• **What you have to do**:
Go through the data below. Pull out every line that has the word "XAUUSD".

[BEGIN]

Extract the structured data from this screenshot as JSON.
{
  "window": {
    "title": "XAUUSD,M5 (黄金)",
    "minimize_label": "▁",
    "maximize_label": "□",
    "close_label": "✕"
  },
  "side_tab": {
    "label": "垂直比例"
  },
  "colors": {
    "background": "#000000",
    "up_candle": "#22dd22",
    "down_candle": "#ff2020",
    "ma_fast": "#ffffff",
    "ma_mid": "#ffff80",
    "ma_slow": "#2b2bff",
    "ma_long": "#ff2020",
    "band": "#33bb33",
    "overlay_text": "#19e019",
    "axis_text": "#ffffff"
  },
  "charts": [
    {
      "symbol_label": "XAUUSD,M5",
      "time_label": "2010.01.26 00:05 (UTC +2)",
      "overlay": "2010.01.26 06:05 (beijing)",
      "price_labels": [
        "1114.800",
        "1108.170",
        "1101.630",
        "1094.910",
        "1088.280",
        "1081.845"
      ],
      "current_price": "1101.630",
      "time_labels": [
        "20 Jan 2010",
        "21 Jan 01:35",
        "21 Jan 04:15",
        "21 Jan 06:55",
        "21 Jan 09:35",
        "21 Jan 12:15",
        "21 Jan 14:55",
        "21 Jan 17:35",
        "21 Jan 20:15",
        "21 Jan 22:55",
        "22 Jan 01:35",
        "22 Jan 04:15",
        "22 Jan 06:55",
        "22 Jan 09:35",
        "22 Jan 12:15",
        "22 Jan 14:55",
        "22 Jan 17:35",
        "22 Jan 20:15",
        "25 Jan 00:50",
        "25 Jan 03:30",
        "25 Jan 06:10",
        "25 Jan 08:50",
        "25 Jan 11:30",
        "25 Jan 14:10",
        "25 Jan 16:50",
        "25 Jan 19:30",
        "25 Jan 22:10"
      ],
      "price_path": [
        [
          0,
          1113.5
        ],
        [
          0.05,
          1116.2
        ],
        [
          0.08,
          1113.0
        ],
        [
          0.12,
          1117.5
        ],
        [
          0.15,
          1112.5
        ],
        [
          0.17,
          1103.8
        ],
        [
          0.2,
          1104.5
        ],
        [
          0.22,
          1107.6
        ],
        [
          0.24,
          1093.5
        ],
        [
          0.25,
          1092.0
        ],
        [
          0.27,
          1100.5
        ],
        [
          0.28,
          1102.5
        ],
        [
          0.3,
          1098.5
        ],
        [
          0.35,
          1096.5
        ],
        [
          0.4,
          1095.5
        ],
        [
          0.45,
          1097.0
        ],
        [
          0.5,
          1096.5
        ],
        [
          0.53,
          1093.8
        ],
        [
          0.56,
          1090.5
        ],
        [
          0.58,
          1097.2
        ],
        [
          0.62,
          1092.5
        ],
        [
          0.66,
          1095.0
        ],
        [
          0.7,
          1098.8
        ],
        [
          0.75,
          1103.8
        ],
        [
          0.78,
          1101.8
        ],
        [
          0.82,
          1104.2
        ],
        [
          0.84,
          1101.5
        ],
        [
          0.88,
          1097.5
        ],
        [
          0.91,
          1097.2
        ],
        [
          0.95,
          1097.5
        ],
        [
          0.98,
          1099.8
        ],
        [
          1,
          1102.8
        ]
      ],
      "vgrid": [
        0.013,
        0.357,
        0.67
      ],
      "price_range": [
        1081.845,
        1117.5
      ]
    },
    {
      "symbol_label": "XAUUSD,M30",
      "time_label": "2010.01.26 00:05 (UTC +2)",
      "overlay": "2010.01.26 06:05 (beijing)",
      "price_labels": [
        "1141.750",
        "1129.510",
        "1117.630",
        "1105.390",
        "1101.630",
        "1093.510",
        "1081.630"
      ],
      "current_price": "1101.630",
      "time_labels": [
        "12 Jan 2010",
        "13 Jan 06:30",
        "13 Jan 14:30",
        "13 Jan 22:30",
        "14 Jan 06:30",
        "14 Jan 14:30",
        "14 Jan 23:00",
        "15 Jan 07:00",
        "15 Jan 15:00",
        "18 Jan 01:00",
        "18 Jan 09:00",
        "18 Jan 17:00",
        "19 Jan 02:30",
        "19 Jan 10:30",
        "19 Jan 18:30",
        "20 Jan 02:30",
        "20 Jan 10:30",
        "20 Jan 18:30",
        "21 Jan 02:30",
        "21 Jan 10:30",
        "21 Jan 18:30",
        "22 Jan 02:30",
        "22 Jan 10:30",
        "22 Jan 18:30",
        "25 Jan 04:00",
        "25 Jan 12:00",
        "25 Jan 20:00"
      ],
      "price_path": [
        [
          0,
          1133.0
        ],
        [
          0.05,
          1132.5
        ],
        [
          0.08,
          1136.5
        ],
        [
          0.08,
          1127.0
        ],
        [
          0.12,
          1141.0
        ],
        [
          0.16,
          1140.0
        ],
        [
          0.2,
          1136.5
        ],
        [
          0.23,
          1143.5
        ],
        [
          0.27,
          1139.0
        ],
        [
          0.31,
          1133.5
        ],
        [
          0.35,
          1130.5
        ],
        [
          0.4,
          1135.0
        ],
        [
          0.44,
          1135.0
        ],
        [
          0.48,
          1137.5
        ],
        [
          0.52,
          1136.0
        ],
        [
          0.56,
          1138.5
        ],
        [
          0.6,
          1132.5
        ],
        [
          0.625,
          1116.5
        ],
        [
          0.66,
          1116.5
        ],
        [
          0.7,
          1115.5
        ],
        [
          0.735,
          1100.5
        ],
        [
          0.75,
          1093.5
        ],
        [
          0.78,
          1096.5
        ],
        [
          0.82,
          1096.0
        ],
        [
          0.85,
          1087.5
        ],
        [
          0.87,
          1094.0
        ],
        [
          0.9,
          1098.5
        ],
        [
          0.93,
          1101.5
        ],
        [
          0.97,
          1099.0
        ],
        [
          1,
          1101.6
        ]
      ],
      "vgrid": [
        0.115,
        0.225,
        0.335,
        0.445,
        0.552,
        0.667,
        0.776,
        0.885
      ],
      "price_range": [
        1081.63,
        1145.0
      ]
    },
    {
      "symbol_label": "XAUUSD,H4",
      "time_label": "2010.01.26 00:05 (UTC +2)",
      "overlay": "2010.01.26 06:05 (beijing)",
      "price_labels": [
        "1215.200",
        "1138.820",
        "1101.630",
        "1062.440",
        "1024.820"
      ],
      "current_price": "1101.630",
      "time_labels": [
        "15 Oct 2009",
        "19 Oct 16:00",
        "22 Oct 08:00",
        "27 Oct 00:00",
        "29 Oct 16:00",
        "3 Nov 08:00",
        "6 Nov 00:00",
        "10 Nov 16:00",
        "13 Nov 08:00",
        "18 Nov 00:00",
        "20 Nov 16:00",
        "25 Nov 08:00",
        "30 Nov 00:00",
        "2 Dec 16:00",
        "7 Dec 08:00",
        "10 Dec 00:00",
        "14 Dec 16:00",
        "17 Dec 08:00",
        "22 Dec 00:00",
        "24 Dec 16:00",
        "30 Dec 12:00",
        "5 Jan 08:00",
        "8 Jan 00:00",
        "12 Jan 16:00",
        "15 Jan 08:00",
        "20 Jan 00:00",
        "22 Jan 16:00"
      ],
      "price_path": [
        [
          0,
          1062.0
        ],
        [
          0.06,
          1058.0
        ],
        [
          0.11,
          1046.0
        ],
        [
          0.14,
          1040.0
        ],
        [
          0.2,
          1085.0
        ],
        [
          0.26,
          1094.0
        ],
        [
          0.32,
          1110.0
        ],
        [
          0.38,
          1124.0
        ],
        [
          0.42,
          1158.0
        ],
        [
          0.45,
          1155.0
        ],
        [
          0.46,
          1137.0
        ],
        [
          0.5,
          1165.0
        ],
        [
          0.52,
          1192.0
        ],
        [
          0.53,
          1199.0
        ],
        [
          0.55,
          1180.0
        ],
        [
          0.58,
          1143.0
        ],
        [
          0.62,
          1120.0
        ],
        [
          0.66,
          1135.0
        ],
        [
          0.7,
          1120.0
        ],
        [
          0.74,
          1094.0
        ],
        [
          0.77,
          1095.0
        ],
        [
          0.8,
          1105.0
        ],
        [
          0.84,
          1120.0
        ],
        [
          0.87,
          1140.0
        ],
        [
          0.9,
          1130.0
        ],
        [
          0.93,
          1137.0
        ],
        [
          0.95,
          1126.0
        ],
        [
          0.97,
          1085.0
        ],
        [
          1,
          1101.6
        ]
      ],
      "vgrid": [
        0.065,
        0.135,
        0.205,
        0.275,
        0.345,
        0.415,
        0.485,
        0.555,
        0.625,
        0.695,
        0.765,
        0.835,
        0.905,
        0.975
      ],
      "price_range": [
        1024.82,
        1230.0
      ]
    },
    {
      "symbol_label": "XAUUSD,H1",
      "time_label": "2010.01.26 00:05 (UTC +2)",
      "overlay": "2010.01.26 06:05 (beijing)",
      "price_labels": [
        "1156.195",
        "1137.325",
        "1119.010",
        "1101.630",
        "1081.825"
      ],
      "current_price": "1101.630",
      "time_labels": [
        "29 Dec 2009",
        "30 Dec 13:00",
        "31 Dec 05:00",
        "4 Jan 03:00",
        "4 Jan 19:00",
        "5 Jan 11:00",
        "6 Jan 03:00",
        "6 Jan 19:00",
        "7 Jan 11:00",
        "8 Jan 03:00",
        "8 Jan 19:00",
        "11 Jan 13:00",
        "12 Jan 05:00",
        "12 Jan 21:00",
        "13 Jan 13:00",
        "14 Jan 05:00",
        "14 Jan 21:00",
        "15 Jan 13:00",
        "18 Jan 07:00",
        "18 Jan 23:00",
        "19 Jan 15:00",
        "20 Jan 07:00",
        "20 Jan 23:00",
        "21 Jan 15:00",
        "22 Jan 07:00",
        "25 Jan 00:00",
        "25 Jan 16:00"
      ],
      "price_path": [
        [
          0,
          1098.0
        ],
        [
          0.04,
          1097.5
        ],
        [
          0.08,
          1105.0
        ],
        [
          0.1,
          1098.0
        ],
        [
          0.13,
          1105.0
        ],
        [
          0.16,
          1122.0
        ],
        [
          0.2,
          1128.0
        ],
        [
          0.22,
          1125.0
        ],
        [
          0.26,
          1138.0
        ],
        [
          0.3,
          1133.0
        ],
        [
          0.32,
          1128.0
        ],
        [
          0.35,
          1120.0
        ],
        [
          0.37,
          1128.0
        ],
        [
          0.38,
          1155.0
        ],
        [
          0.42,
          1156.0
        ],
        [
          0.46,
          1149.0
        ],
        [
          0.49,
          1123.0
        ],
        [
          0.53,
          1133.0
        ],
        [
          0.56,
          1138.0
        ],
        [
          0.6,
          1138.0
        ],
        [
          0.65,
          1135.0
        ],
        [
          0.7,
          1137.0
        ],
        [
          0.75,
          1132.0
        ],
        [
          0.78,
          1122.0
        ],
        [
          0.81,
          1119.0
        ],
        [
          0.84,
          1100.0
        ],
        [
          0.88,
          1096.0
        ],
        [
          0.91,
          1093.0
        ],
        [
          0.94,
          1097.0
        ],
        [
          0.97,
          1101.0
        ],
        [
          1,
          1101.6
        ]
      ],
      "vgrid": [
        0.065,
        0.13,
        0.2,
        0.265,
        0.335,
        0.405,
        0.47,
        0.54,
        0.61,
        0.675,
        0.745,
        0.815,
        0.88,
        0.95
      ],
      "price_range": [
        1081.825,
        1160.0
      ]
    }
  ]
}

[END]

• **Output for this task**:
    "title": "XAUUSD,M5 (黄金)",
      "symbol_label": "XAUUSD,M5",
      "symbol_label": "XAUUSD,M30",
      "symbol_label": "XAUUSD,H4",
      "symbol_label": "XAUUSD,H1",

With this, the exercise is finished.